• _SET TASK_
Scan the material and copy every line in which "name" appears.

— Start RECORDS FOR PROCESSING —

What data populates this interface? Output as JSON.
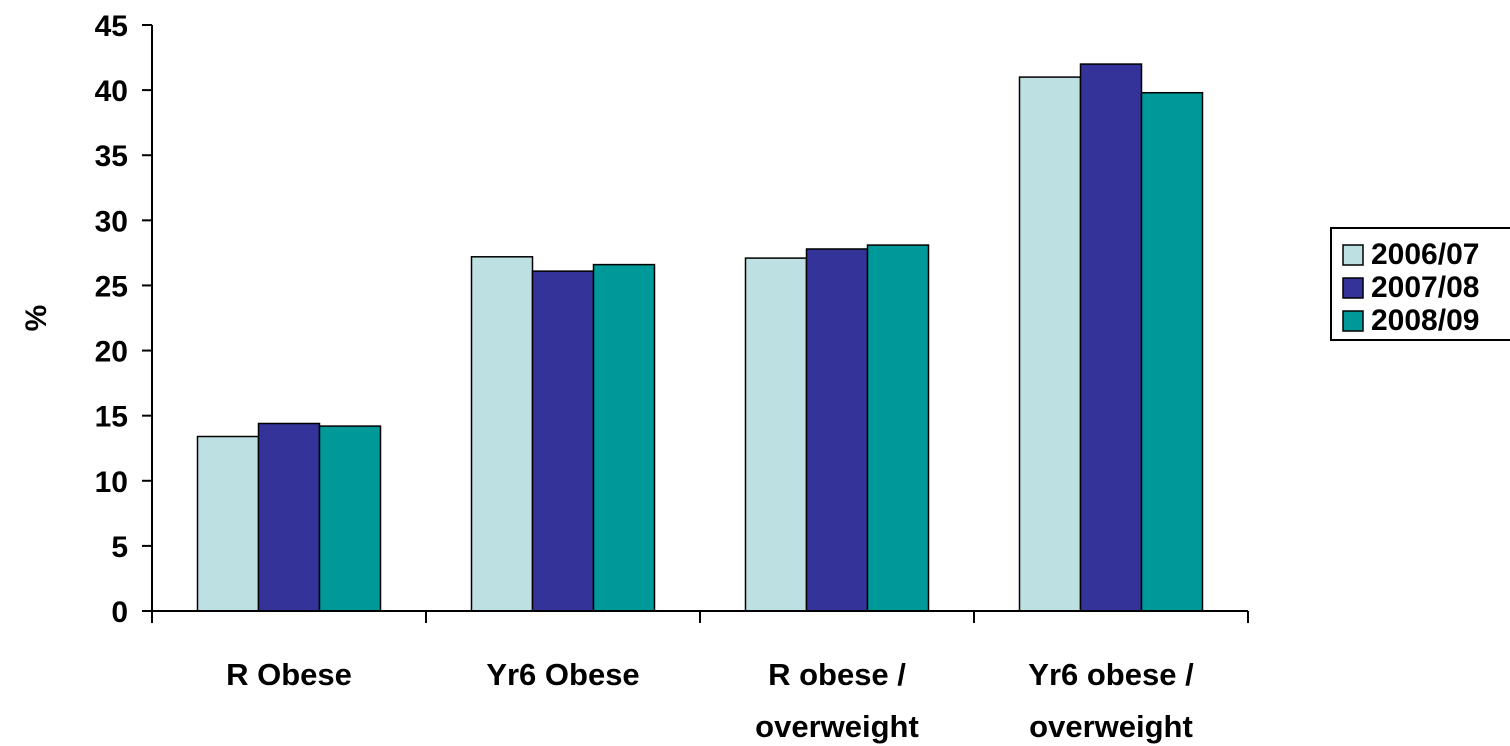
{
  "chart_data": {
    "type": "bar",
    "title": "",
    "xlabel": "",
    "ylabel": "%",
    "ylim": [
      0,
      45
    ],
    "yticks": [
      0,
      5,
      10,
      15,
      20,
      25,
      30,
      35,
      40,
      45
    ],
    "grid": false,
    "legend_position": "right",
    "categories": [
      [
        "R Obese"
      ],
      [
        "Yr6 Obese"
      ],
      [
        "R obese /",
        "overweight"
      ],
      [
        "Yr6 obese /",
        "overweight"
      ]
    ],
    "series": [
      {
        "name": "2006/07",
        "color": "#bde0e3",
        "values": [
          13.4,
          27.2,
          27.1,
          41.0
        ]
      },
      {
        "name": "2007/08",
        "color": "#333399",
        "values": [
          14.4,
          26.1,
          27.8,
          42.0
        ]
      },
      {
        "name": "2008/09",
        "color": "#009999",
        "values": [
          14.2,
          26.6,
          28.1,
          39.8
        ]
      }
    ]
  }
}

— End RECORDS FOR PROCESSING —

• _FULL OUTPUT_
        "name": "2006/07",
        "name": "2007/08",
        "name": "2008/09",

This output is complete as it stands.